--- begin Data supplied ---
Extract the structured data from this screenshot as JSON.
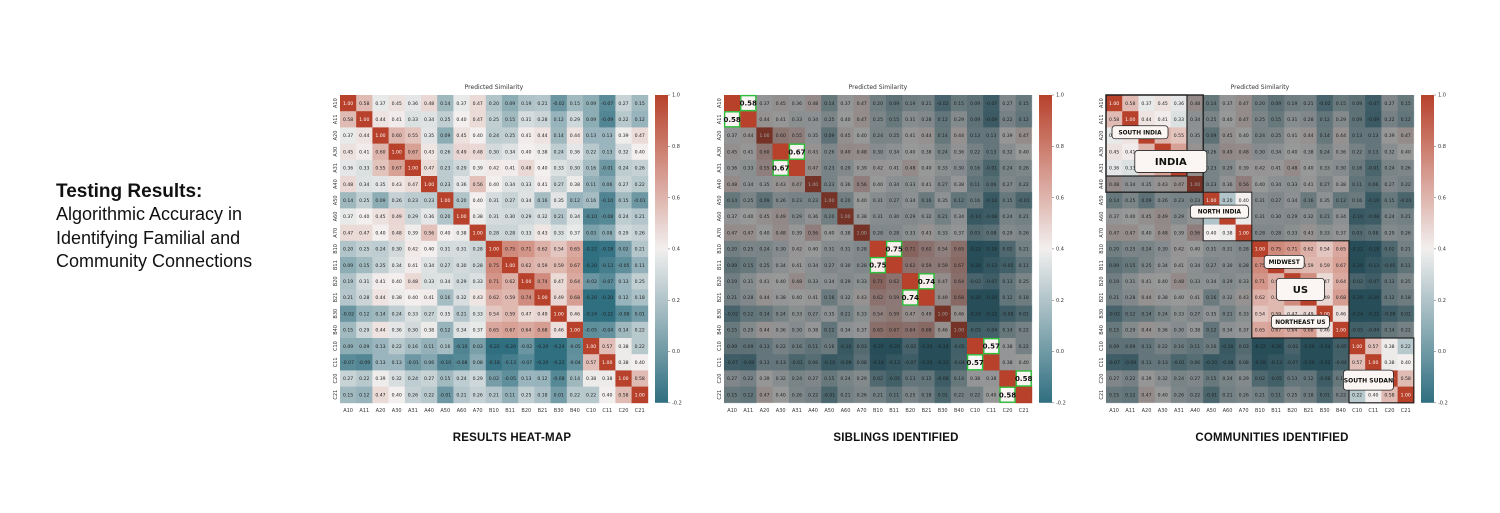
{
  "headline": {
    "title": "Testing Results:",
    "subtitle": "Algorithmic Accuracy in Identifying Familial and Community Connections"
  },
  "colors": {
    "high": "#b7412b",
    "mid": "#f2efee",
    "low": "#2f6f80"
  },
  "chart_data": [
    {
      "type": "heatmap",
      "title": "Predicted Similarity",
      "caption": "RESULTS HEAT-MAP",
      "labels": [
        "A10",
        "A11",
        "A20",
        "A30",
        "A31",
        "A40",
        "A50",
        "A60",
        "A70",
        "B10",
        "B11",
        "B20",
        "B21",
        "B30",
        "B40",
        "C10",
        "C11",
        "C20",
        "C21"
      ],
      "colorbar": {
        "min": -0.2,
        "max": 1.0,
        "ticks": [
          "1.0",
          "0.8",
          "0.6",
          "0.4",
          "0.2",
          "0.0",
          "-0.2"
        ]
      },
      "values": [
        [
          1.0,
          0.58,
          0.37,
          0.45,
          0.36,
          0.48,
          0.14,
          0.37,
          0.47,
          0.2,
          0.09,
          0.19,
          0.21,
          -0.02,
          0.15,
          0.09,
          -0.07,
          0.27,
          0.15
        ],
        [
          0.58,
          1.0,
          0.44,
          0.41,
          0.33,
          0.34,
          0.25,
          0.4,
          0.47,
          0.25,
          0.15,
          0.31,
          0.28,
          0.12,
          0.29,
          0.09,
          -0.09,
          0.22,
          0.12
        ],
        [
          0.37,
          0.44,
          1.0,
          0.6,
          0.55,
          0.35,
          0.09,
          0.45,
          0.4,
          0.24,
          0.25,
          0.41,
          0.44,
          0.14,
          0.44,
          0.13,
          0.13,
          0.39,
          0.47
        ],
        [
          0.45,
          0.41,
          0.6,
          1.0,
          0.67,
          0.43,
          0.26,
          0.49,
          0.48,
          0.3,
          0.34,
          0.4,
          0.38,
          0.24,
          0.36,
          0.22,
          0.13,
          0.32,
          0.4
        ],
        [
          0.36,
          0.33,
          0.55,
          0.67,
          1.0,
          0.47,
          0.23,
          0.29,
          0.39,
          0.42,
          0.41,
          0.48,
          0.4,
          0.33,
          0.3,
          0.16,
          -0.01,
          0.24,
          0.26
        ],
        [
          0.48,
          0.34,
          0.35,
          0.43,
          0.47,
          1.0,
          0.23,
          0.36,
          0.56,
          0.4,
          0.34,
          0.33,
          0.41,
          0.27,
          0.38,
          0.11,
          0.06,
          0.27,
          0.22
        ],
        [
          0.14,
          0.25,
          0.09,
          0.26,
          0.23,
          0.23,
          1.0,
          0.2,
          0.4,
          0.31,
          0.27,
          0.34,
          0.16,
          0.35,
          0.12,
          0.16,
          -0.1,
          0.15,
          -0.01
        ],
        [
          0.37,
          0.4,
          0.45,
          0.49,
          0.29,
          0.36,
          0.2,
          1.0,
          0.38,
          0.31,
          0.3,
          0.29,
          0.32,
          0.21,
          0.34,
          -0.1,
          -0.08,
          0.24,
          0.21
        ],
        [
          0.47,
          0.47,
          0.4,
          0.48,
          0.39,
          0.56,
          0.4,
          0.38,
          1.0,
          0.28,
          0.28,
          0.33,
          0.43,
          0.33,
          0.37,
          0.03,
          0.08,
          0.29,
          0.26
        ],
        [
          0.2,
          0.25,
          0.24,
          0.3,
          0.42,
          0.4,
          0.31,
          0.31,
          0.28,
          1.0,
          0.75,
          0.71,
          0.62,
          0.54,
          0.65,
          -0.22,
          -0.18,
          0.02,
          0.21
        ],
        [
          0.09,
          0.15,
          0.25,
          0.34,
          0.41,
          0.34,
          0.27,
          0.3,
          0.28,
          0.75,
          1.0,
          0.62,
          0.59,
          0.59,
          0.67,
          -0.2,
          -0.13,
          -0.05,
          0.11
        ],
        [
          0.19,
          0.31,
          0.41,
          0.4,
          0.48,
          0.33,
          0.34,
          0.29,
          0.33,
          0.71,
          0.62,
          1.0,
          0.74,
          0.47,
          0.64,
          -0.02,
          -0.07,
          0.13,
          0.25
        ],
        [
          0.21,
          0.28,
          0.44,
          0.38,
          0.4,
          0.41,
          0.16,
          0.32,
          0.43,
          0.62,
          0.59,
          0.74,
          1.0,
          0.49,
          0.68,
          -0.2,
          -0.2,
          0.12,
          0.18
        ],
        [
          -0.02,
          0.12,
          0.14,
          0.24,
          0.33,
          0.27,
          0.35,
          0.21,
          0.33,
          0.54,
          0.59,
          0.47,
          0.49,
          1.0,
          0.46,
          -0.24,
          -0.22,
          -0.08,
          0.01
        ],
        [
          0.15,
          0.29,
          0.44,
          0.36,
          0.3,
          0.38,
          0.12,
          0.34,
          0.37,
          0.65,
          0.67,
          0.64,
          0.68,
          0.46,
          1.0,
          -0.05,
          -0.04,
          0.14,
          0.22
        ],
        [
          0.09,
          0.09,
          0.13,
          0.22,
          0.16,
          0.11,
          0.16,
          -0.1,
          0.03,
          -0.22,
          -0.2,
          -0.02,
          -0.2,
          -0.24,
          -0.05,
          1.0,
          0.57,
          0.38,
          0.22
        ],
        [
          -0.07,
          -0.09,
          0.13,
          0.13,
          -0.01,
          0.06,
          -0.1,
          -0.08,
          0.08,
          -0.18,
          -0.13,
          -0.07,
          -0.2,
          -0.22,
          -0.04,
          0.57,
          1.0,
          0.38,
          0.4
        ],
        [
          0.27,
          0.22,
          0.39,
          0.32,
          0.24,
          0.27,
          0.15,
          0.24,
          0.29,
          0.02,
          -0.05,
          0.13,
          0.12,
          -0.08,
          0.14,
          0.38,
          0.38,
          1.0,
          0.58
        ],
        [
          0.15,
          0.12,
          0.47,
          0.4,
          0.26,
          0.22,
          -0.01,
          0.21,
          0.26,
          0.21,
          0.11,
          0.25,
          0.18,
          0.01,
          0.22,
          0.22,
          0.4,
          0.58,
          1.0
        ]
      ]
    },
    {
      "type": "heatmap",
      "title": "Predicted Similarity",
      "caption": "SIBLINGS IDENTIFIED",
      "source": "same values as panel 1",
      "highlighted_pairs": [
        {
          "row": "A10",
          "col": "A11",
          "value": "0.58"
        },
        {
          "row": "A30",
          "col": "A31",
          "value": "0.67"
        },
        {
          "row": "B10",
          "col": "B11",
          "value": "0.75"
        },
        {
          "row": "B20",
          "col": "B21",
          "value": "0.74"
        },
        {
          "row": "C10",
          "col": "C11",
          "value": "0.57"
        },
        {
          "row": "C20",
          "col": "C21",
          "value": "0.58"
        }
      ]
    },
    {
      "type": "heatmap",
      "title": "Predicted Similarity",
      "caption": "COMMUNITIES IDENTIFIED",
      "source": "same values as panel 1",
      "communities": [
        {
          "name": "INDIA",
          "members": [
            "A10",
            "A11",
            "A20",
            "A30",
            "A31",
            "A40"
          ],
          "sub": [
            {
              "name": "SOUTH INDIA",
              "members": [
                "A10",
                "A11",
                "A20",
                "A30",
                "A31"
              ]
            },
            {
              "name": "NORTH INDIA",
              "members": [
                "A50",
                "A60",
                "A70"
              ]
            }
          ]
        },
        {
          "name": "US",
          "members": [
            "B10",
            "B11",
            "B20",
            "B21",
            "B30",
            "B40"
          ],
          "sub": [
            {
              "name": "MIDWEST",
              "members": [
                "B10",
                "B11",
                "B20",
                "B21"
              ]
            },
            {
              "name": "NORTHEAST US",
              "members": [
                "B30",
                "B40"
              ]
            }
          ]
        },
        {
          "name": "SOUTH SUDAN",
          "members": [
            "C10",
            "C11",
            "C20",
            "C21"
          ],
          "sub": []
        }
      ]
    }
  ]
}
--- end Data supplied ---
§ **Task goal**
Only the number is required: the count of lines containing the word "name".

§ **Correct response**
7